++++ DATA SHOWN

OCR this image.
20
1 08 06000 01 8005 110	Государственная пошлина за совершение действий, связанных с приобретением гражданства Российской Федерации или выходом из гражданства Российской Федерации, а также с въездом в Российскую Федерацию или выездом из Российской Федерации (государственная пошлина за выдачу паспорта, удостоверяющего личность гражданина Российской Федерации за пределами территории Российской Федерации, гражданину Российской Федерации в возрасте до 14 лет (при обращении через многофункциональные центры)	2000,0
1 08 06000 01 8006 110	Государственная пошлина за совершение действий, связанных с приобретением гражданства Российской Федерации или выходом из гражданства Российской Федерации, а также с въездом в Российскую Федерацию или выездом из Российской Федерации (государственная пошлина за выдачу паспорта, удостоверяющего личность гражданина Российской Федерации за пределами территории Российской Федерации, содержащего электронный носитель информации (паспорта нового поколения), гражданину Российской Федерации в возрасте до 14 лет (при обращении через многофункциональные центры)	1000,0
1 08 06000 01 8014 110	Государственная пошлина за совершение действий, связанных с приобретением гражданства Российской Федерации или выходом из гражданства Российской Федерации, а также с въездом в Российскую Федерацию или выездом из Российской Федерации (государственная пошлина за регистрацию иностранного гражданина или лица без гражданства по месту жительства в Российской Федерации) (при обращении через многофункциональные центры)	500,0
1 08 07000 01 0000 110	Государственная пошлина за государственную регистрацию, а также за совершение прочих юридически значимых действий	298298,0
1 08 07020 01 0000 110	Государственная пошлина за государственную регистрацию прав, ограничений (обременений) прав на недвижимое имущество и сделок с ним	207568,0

++++++++

▶ **WHAT YOU NEED TO DO**
Copy all the records above exactly, missing none.

▶ **WORKED SOLUTION**
OCR this image.
20
1 08 06000 01 8005 110	Государственная пошлина за совершение действий, связанных с приобретением гражданства Российской Федерации или выходом из гражданства Российской Федерации, а также с въездом в Российскую Федерацию или выездом из Российской Федерации (государственная пошлина за выдачу паспорта, удостоверяющего личность гражданина Российской Федерации за пределами территории Российской Федерации, гражданину Российской Федерации в возрасте до 14 лет (при обращении через многофункциональные центры)	2000,0
1 08 06000 01 8006 110	Государственная пошлина за совершение действий, связанных с приобретением гражданства Российской Федерации или выходом из гражданства Российской Федерации, а также с въездом в Российскую Федерацию или выездом из Российской Федерации (государственная пошлина за выдачу паспорта, удостоверяющего личность гражданина Российской Федерации за пределами территории Российской Федерации, содержащего электронный носитель информации (паспорта нового поколения), гражданину Российской Федерации в возрасте до 14 лет (при обращении через многофункциональные центры)	1000,0
1 08 06000 01 8014 110	Государственная пошлина за совершение действий, связанных с приобретением гражданства Российской Федерации или выходом из гражданства Российской Федерации, а также с въездом в Российскую Федерацию или выездом из Российской Федерации (государственная пошлина за регистрацию иностранного гражданина или лица без гражданства по месту жительства в Российской Федерации) (при обращении через многофункциональные центры)	500,0
1 08 07000 01 0000 110	Государственная пошлина за государственную регистрацию, а также за совершение прочих юридически значимых действий	298298,0
1 08 07020 01 0000 110	Государственная пошлина за государственную регистрацию прав, ограничений (обременений) прав на недвижимое имущество и сделок с ним	207568,0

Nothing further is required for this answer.